◆ **EXERCISE GOAL**
Show all lines of the listing that hold the word "Eliminate".

##############################

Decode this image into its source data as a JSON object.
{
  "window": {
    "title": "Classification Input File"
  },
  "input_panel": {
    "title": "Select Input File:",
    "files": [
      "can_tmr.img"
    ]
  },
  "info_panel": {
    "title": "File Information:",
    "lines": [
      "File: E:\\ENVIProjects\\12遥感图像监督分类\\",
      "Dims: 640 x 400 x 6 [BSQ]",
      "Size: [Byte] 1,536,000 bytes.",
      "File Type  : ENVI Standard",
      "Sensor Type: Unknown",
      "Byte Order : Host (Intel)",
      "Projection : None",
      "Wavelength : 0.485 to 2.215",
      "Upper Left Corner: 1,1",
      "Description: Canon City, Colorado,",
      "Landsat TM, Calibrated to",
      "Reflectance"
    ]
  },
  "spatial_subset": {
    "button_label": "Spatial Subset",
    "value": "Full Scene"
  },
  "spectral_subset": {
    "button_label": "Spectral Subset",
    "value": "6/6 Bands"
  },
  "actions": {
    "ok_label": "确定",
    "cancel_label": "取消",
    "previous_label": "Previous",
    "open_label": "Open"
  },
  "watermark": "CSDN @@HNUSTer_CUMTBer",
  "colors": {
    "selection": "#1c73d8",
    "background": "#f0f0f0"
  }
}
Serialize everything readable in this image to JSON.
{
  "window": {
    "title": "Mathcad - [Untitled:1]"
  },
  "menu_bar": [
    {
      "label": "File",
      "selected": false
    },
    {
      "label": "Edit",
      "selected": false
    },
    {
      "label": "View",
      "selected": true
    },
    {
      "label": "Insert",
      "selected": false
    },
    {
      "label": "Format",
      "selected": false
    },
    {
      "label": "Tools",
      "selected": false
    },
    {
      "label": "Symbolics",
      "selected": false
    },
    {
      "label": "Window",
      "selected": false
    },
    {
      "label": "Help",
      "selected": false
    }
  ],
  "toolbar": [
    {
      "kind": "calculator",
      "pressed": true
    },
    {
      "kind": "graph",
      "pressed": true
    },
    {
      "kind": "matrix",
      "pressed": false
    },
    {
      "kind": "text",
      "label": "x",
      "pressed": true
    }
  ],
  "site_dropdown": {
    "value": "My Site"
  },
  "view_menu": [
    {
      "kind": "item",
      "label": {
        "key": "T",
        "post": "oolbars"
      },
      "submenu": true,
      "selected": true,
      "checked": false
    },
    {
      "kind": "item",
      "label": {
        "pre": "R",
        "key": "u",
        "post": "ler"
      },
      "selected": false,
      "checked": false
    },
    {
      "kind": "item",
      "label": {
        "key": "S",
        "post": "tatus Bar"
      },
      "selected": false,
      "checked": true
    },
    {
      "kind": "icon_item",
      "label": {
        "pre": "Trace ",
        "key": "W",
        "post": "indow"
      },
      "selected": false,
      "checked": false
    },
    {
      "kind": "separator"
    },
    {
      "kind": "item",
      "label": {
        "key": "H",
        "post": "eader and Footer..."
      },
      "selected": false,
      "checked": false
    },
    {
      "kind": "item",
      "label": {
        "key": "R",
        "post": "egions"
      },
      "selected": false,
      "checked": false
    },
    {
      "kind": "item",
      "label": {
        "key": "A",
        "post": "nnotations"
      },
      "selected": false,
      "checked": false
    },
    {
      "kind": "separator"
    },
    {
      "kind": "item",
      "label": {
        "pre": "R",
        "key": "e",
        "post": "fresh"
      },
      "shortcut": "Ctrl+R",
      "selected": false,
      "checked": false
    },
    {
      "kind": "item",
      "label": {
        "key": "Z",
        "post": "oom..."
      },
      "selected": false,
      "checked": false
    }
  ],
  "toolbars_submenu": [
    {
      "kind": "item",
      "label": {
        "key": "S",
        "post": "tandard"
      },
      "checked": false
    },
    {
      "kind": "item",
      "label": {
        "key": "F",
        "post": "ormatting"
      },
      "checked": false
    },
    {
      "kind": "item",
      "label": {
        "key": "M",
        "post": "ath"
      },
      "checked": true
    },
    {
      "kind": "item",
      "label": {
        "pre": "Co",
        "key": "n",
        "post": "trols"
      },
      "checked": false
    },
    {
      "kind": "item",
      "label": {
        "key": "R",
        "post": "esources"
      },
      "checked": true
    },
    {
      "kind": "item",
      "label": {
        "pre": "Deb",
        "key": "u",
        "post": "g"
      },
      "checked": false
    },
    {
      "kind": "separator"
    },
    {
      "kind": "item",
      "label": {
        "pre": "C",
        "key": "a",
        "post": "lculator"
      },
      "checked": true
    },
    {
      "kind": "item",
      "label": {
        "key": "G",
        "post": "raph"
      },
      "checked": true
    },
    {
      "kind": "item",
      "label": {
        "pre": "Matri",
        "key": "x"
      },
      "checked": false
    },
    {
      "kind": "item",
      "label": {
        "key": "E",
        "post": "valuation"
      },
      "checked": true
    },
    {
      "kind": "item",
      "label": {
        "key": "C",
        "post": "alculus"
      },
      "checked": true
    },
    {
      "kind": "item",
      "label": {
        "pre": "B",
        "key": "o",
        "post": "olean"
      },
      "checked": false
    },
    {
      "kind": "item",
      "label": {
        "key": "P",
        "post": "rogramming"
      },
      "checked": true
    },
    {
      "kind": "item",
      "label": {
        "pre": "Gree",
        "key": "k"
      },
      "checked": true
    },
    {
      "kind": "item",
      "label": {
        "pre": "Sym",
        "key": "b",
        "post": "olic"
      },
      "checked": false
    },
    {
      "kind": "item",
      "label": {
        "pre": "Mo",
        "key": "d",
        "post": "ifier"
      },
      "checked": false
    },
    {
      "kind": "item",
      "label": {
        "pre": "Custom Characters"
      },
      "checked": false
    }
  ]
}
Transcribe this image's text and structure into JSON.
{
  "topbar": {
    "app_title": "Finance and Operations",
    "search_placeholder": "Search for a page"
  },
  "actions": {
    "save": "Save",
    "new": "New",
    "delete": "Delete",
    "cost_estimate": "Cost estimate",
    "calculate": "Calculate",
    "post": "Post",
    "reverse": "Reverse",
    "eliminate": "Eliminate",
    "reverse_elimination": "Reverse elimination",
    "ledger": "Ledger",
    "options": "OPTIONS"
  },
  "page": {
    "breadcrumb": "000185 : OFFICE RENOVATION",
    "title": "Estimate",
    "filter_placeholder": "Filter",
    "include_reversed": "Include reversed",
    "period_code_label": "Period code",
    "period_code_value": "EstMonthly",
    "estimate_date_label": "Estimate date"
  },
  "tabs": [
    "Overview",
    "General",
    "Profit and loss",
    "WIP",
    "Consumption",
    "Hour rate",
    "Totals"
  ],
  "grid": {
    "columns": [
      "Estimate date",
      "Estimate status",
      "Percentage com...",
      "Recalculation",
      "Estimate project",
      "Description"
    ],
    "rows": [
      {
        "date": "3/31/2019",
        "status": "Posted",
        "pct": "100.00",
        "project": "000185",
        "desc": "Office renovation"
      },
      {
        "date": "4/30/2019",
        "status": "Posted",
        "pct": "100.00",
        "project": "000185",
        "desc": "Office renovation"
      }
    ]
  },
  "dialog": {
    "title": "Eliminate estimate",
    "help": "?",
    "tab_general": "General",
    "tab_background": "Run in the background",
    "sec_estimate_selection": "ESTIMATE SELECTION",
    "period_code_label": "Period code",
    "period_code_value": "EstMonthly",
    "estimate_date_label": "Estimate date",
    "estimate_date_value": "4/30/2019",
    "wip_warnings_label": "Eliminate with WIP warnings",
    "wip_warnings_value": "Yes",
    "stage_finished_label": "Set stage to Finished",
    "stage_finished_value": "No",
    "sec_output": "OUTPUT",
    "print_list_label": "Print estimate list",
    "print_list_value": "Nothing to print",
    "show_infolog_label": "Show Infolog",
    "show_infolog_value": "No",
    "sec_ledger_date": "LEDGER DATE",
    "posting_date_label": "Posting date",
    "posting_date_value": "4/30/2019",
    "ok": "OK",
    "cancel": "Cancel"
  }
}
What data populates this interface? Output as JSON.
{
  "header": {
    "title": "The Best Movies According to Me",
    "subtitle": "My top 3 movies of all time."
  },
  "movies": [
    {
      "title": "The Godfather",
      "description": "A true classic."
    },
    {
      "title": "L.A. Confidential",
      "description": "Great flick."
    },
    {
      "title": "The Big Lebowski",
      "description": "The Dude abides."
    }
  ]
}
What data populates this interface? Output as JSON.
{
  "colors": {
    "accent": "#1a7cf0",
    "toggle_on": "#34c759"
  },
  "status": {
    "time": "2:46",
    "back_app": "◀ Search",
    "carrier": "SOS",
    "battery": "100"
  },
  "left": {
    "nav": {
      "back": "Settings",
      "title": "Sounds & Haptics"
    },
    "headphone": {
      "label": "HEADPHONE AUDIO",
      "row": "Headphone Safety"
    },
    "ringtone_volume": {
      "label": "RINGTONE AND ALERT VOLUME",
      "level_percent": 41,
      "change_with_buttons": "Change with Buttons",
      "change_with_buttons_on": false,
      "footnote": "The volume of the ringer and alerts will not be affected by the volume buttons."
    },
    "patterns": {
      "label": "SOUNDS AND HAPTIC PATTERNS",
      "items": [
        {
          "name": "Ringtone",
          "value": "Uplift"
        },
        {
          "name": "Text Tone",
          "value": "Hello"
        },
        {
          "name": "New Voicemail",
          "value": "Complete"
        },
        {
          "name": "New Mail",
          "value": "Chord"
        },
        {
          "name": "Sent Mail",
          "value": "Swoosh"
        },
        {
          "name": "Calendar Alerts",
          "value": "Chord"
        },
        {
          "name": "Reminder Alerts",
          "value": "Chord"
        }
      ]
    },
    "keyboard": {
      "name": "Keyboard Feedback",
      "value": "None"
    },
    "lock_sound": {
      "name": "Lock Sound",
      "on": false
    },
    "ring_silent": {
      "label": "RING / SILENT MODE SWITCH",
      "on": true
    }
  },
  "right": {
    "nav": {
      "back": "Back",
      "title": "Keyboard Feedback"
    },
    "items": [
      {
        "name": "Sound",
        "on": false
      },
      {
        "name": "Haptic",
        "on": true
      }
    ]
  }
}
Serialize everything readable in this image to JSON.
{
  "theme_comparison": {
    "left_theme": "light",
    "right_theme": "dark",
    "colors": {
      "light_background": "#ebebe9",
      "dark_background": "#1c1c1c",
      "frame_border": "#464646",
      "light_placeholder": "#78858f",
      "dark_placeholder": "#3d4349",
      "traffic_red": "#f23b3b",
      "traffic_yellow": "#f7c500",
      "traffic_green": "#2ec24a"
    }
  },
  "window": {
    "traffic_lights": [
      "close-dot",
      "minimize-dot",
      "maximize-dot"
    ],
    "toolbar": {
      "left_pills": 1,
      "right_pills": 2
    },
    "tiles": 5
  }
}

##############################

◆ **SOLUTION FOR THIS TASK**
    "eliminate": "Eliminate",
    "title": "Eliminate estimate",
    "wip_warnings_label": "Eliminate with WIP warnings",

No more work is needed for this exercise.